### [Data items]
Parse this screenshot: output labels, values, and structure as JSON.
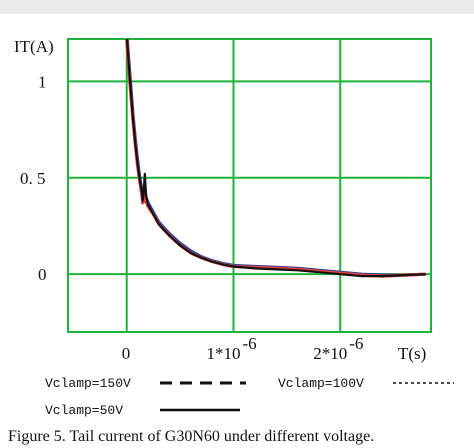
{
  "chart_data": {
    "type": "line",
    "ylabel": "IT(A)",
    "xlabel": "T(s)",
    "xlim": [
      -5.5e-07,
      2.85e-06
    ],
    "ylim": [
      -0.3,
      1.22
    ],
    "x_ticks": [
      {
        "value": 0,
        "label": "0"
      },
      {
        "value": 1e-06,
        "label": "1*10",
        "exp": "-6"
      },
      {
        "value": 2e-06,
        "label": "2*10",
        "exp": "-6"
      }
    ],
    "y_ticks": [
      {
        "value": 0,
        "label": "0"
      },
      {
        "value": 0.5,
        "label": "0. 5"
      },
      {
        "value": 1,
        "label": "1"
      }
    ],
    "grid": true,
    "grid_color": "#1db33b",
    "series": [
      {
        "name": "Vclamp=150V",
        "color": "#2a3fa0",
        "x": [
          0,
          2e-08,
          4e-08,
          6e-08,
          8e-08,
          1e-07,
          1.2e-07,
          1.4e-07,
          1.5e-07,
          1.6e-07,
          1.7e-07,
          1.8e-07,
          2e-07,
          2.5e-07,
          3e-07,
          4e-07,
          5e-07,
          6e-07,
          7e-07,
          8e-07,
          9e-07,
          1e-06,
          1.2e-06,
          1.4e-06,
          1.6e-06,
          1.8e-06,
          2e-06,
          2.2e-06,
          2.4e-06,
          2.6e-06,
          2.8e-06
        ],
        "y": [
          1.25,
          1.1,
          0.96,
          0.82,
          0.7,
          0.6,
          0.51,
          0.44,
          0.39,
          0.4,
          0.46,
          0.4,
          0.37,
          0.32,
          0.27,
          0.21,
          0.16,
          0.12,
          0.09,
          0.07,
          0.055,
          0.045,
          0.04,
          0.035,
          0.03,
          0.02,
          0.01,
          0.0,
          -0.005,
          -0.005,
          0.0
        ]
      },
      {
        "name": "Vclamp=100V",
        "color": "#e8403a",
        "x": [
          0,
          2e-08,
          4e-08,
          6e-08,
          8e-08,
          1e-07,
          1.2e-07,
          1.4e-07,
          1.5e-07,
          1.6e-07,
          1.7e-07,
          1.8e-07,
          2e-07,
          2.5e-07,
          3e-07,
          4e-07,
          5e-07,
          6e-07,
          7e-07,
          8e-07,
          9e-07,
          1e-06,
          1.2e-06,
          1.4e-06,
          1.6e-06,
          1.8e-06,
          2e-06,
          2.2e-06,
          2.4e-06,
          2.6e-06,
          2.8e-06
        ],
        "y": [
          1.22,
          1.06,
          0.92,
          0.79,
          0.67,
          0.57,
          0.49,
          0.42,
          0.37,
          0.38,
          0.43,
          0.38,
          0.35,
          0.31,
          0.26,
          0.2,
          0.15,
          0.11,
          0.085,
          0.065,
          0.05,
          0.04,
          0.035,
          0.03,
          0.025,
          0.015,
          0.005,
          -0.005,
          -0.01,
          -0.005,
          0.0
        ]
      },
      {
        "name": "Vclamp=50V",
        "color": "#111111",
        "x": [
          0,
          2e-08,
          4e-08,
          6e-08,
          8e-08,
          1e-07,
          1.2e-07,
          1.4e-07,
          1.5e-07,
          1.6e-07,
          1.7e-07,
          1.8e-07,
          2e-07,
          2.5e-07,
          3e-07,
          4e-07,
          5e-07,
          6e-07,
          7e-07,
          8e-07,
          9e-07,
          1e-06,
          1.2e-06,
          1.4e-06,
          1.6e-06,
          1.8e-06,
          2e-06,
          2.2e-06,
          2.4e-06,
          2.6e-06,
          2.8e-06
        ],
        "y": [
          1.24,
          1.08,
          0.94,
          0.8,
          0.68,
          0.58,
          0.5,
          0.43,
          0.38,
          0.44,
          0.52,
          0.41,
          0.36,
          0.31,
          0.26,
          0.2,
          0.15,
          0.11,
          0.085,
          0.065,
          0.05,
          0.04,
          0.03,
          0.025,
          0.02,
          0.01,
          0.0,
          -0.01,
          -0.01,
          -0.005,
          0.0
        ]
      }
    ],
    "legend": [
      {
        "label": "Vclamp=150V",
        "style": "dashed"
      },
      {
        "label": "Vclamp=100V",
        "style": "dotted"
      },
      {
        "label": "Vclamp=50V",
        "style": "solid"
      }
    ],
    "legend_position": "bottom",
    "caption": "Figure 5.  Tail current of G30N60 under different voltage."
  }
}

### [Stated goal]
Copy each line of the preceding data that contains the string "style".

### [Response for this exercise]
        "style": "dashed"
        "style": "dotted"
        "style": "solid"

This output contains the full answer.